BEGIN The input

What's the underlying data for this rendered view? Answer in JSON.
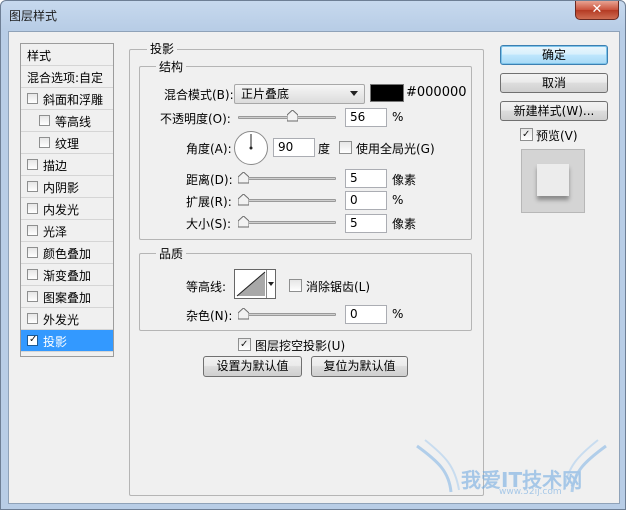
{
  "window": {
    "title": "图层样式",
    "close_glyph": "✕"
  },
  "style_list": {
    "items": [
      {
        "label": "样式",
        "checkbox": false,
        "indent": 0,
        "selected": false
      },
      {
        "label": "混合选项:自定",
        "checkbox": false,
        "indent": 0,
        "selected": false
      },
      {
        "label": "斜面和浮雕",
        "checkbox": true,
        "checked": false,
        "indent": 0,
        "selected": false
      },
      {
        "label": "等高线",
        "checkbox": true,
        "checked": false,
        "indent": 1,
        "selected": false
      },
      {
        "label": "纹理",
        "checkbox": true,
        "checked": false,
        "indent": 1,
        "selected": false
      },
      {
        "label": "描边",
        "checkbox": true,
        "checked": false,
        "indent": 0,
        "selected": false
      },
      {
        "label": "内阴影",
        "checkbox": true,
        "checked": false,
        "indent": 0,
        "selected": false
      },
      {
        "label": "内发光",
        "checkbox": true,
        "checked": false,
        "indent": 0,
        "selected": false
      },
      {
        "label": "光泽",
        "checkbox": true,
        "checked": false,
        "indent": 0,
        "selected": false
      },
      {
        "label": "颜色叠加",
        "checkbox": true,
        "checked": false,
        "indent": 0,
        "selected": false
      },
      {
        "label": "渐变叠加",
        "checkbox": true,
        "checked": false,
        "indent": 0,
        "selected": false
      },
      {
        "label": "图案叠加",
        "checkbox": true,
        "checked": false,
        "indent": 0,
        "selected": false
      },
      {
        "label": "外发光",
        "checkbox": true,
        "checked": false,
        "indent": 0,
        "selected": false
      },
      {
        "label": "投影",
        "checkbox": true,
        "checked": true,
        "indent": 0,
        "selected": true
      }
    ]
  },
  "drop_shadow": {
    "title": "投影",
    "structure": {
      "title": "结构",
      "blend_mode_label": "混合模式(B):",
      "blend_mode_value": "正片叠底",
      "color_hex": "#000000",
      "opacity_label": "不透明度(O):",
      "opacity_value": "56",
      "opacity_unit": "%",
      "angle_label": "角度(A):",
      "angle_value": "90",
      "angle_unit": "度",
      "global_light_label": "使用全局光(G)",
      "global_light_checked": false,
      "distance_label": "距离(D):",
      "distance_value": "5",
      "distance_unit": "像素",
      "spread_label": "扩展(R):",
      "spread_value": "0",
      "spread_unit": "%",
      "size_label": "大小(S):",
      "size_value": "5",
      "size_unit": "像素"
    },
    "quality": {
      "title": "品质",
      "contour_label": "等高线:",
      "anti_alias_label": "消除锯齿(L)",
      "anti_alias_checked": false,
      "noise_label": "杂色(N):",
      "noise_value": "0",
      "noise_unit": "%"
    },
    "knockout_label": "图层挖空投影(U)",
    "knockout_checked": true,
    "make_default_label": "设置为默认值",
    "reset_default_label": "复位为默认值"
  },
  "buttons": {
    "ok": "确定",
    "cancel": "取消",
    "new_style": "新建样式(W)..."
  },
  "preview": {
    "label": "预览(V)",
    "checked": true
  },
  "watermark": {
    "text": "我爱IT技术网",
    "url": "www.52ij.com"
  },
  "colors": {
    "selection": "#3399ff",
    "shadow_color": "#000000",
    "title_bar": "#b8cde6"
  }
}
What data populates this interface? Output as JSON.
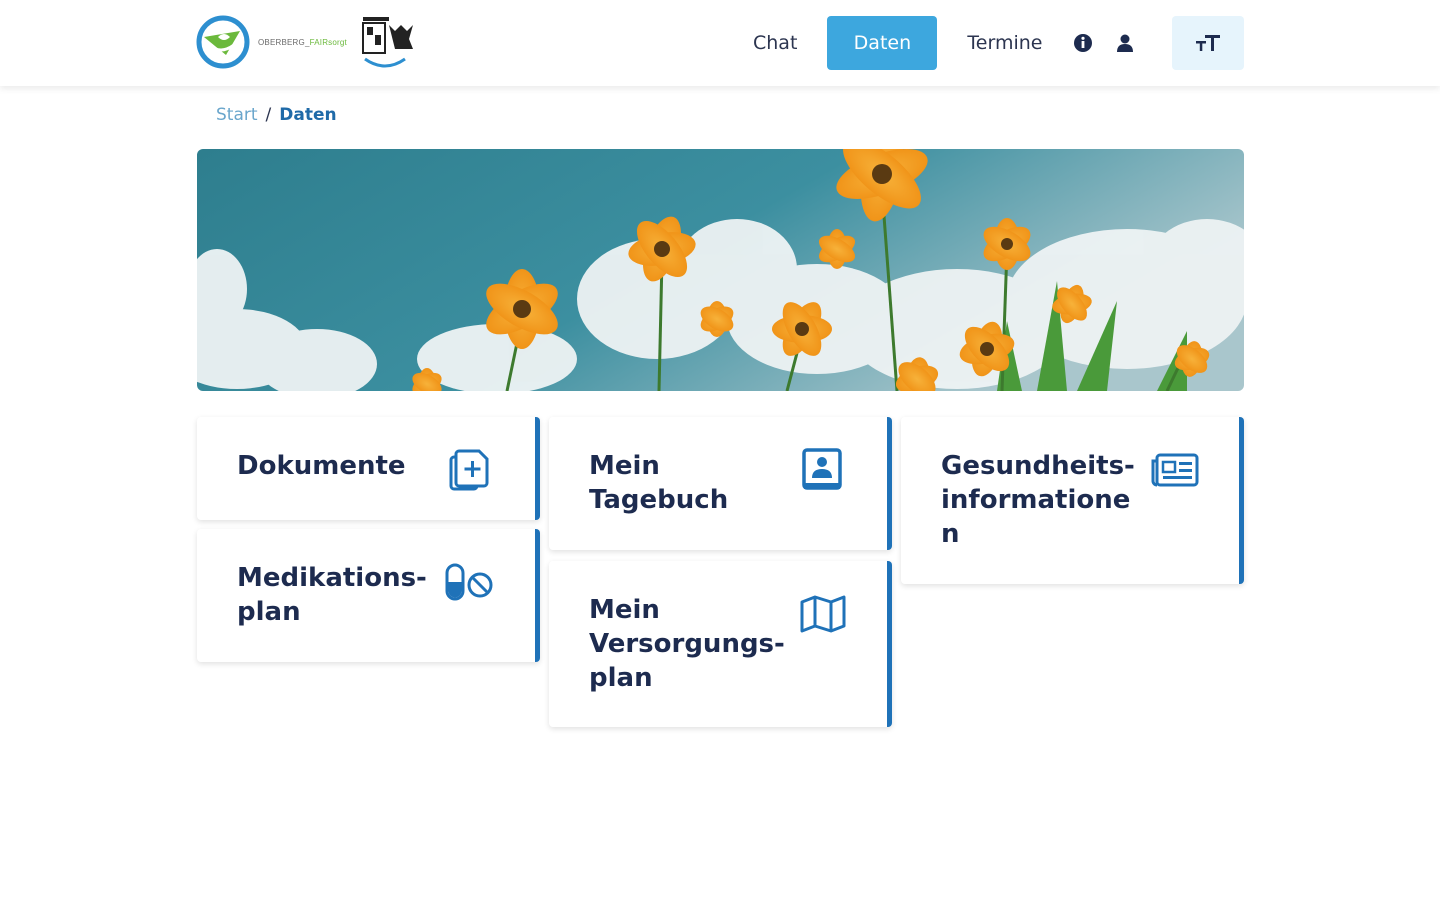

END The input

Exercise aim: Above are some records. Report the number of their lines that include "JSON", and add nothing else.

Response for this exercise: 2